-- BEGIN --

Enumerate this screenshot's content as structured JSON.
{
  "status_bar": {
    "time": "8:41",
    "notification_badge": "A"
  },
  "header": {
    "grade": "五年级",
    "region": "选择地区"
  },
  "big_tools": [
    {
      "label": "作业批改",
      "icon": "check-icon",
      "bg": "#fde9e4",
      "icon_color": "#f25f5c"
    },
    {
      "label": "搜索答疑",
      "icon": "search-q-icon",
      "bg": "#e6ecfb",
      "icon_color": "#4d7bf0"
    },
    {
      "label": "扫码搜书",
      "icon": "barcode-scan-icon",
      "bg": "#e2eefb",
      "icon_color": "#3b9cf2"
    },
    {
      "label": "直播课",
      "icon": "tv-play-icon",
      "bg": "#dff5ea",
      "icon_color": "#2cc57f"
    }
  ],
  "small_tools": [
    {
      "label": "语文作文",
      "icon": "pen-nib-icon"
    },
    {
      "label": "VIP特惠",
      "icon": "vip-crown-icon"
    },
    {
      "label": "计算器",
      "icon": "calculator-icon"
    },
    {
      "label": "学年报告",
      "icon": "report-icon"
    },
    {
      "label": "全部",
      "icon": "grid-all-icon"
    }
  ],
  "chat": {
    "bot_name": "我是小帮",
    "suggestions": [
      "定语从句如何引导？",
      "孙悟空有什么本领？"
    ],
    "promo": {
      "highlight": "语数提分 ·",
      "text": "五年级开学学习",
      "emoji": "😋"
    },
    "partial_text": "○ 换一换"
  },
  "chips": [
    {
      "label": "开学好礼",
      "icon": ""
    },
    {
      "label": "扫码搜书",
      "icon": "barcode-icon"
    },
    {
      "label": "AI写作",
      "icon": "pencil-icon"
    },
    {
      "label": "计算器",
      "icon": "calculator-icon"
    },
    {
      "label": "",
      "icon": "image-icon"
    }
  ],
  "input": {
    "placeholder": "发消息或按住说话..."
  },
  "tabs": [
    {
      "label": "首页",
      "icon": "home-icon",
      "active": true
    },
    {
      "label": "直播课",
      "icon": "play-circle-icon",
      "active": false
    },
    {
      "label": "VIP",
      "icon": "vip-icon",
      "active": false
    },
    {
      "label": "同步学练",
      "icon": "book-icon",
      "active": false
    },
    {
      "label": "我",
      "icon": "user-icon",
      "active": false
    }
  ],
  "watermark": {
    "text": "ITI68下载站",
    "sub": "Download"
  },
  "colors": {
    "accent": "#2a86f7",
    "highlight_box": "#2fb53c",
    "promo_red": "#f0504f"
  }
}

-- END --

**WHAT TO PRODUCE**.
Copy each entry exactly, with nothing added or dropped.

**SOLUTION TO THE PROBLEM**.
Enumerate this screenshot's content as structured JSON.
{
  "status_bar": {
    "time": "8:41",
    "notification_badge": "A"
  },
  "header": {
    "grade": "五年级",
    "region": "选择地区"
  },
  "big_tools": [
    {
      "label": "作业批改",
      "icon": "check-icon",
      "bg": "#fde9e4",
      "icon_color": "#f25f5c"
    },
    {
      "label": "搜索答疑",
      "icon": "search-q-icon",
      "bg": "#e6ecfb",
      "icon_color": "#4d7bf0"
    },
    {
      "label": "扫码搜书",
      "icon": "barcode-scan-icon",
      "bg": "#e2eefb",
      "icon_color": "#3b9cf2"
    },
    {
      "label": "直播课",
      "icon": "tv-play-icon",
      "bg": "#dff5ea",
      "icon_color": "#2cc57f"
    }
  ],
  "small_tools": [
    {
      "label": "语文作文",
      "icon": "pen-nib-icon"
    },
    {
      "label": "VIP特惠",
      "icon": "vip-crown-icon"
    },
    {
      "label": "计算器",
      "icon": "calculator-icon"
    },
    {
      "label": "学年报告",
      "icon": "report-icon"
    },
    {
      "label": "全部",
      "icon": "grid-all-icon"
    }
  ],
  "chat": {
    "bot_name": "我是小帮",
    "suggestions": [
      "定语从句如何引导？",
      "孙悟空有什么本领？"
    ],
    "promo": {
      "highlight": "语数提分 ·",
      "text": "五年级开学学习",
      "emoji": "😋"
    },
    "partial_text": "○ 换一换"
  },
  "chips": [
    {
      "label": "开学好礼",
      "icon": ""
    },
    {
      "label": "扫码搜书",
      "icon": "barcode-icon"
    },
    {
      "label": "AI写作",
      "icon": "pencil-icon"
    },
    {
      "label": "计算器",
      "icon": "calculator-icon"
    },
    {
      "label": "",
      "icon": "image-icon"
    }
  ],
  "input": {
    "placeholder": "发消息或按住说话..."
  },
  "tabs": [
    {
      "label": "首页",
      "icon": "home-icon",
      "active": true
    },
    {
      "label": "直播课",
      "icon": "play-circle-icon",
      "active": false
    },
    {
      "label": "VIP",
      "icon": "vip-icon",
      "active": false
    },
    {
      "label": "同步学练",
      "icon": "book-icon",
      "active": false
    },
    {
      "label": "我",
      "icon": "user-icon",
      "active": false
    }
  ],
  "watermark": {
    "text": "ITI68下载站",
    "sub": "Download"
  },
  "colors": {
    "accent": "#2a86f7",
    "highlight_box": "#2fb53c",
    "promo_red": "#f0504f"
  }
}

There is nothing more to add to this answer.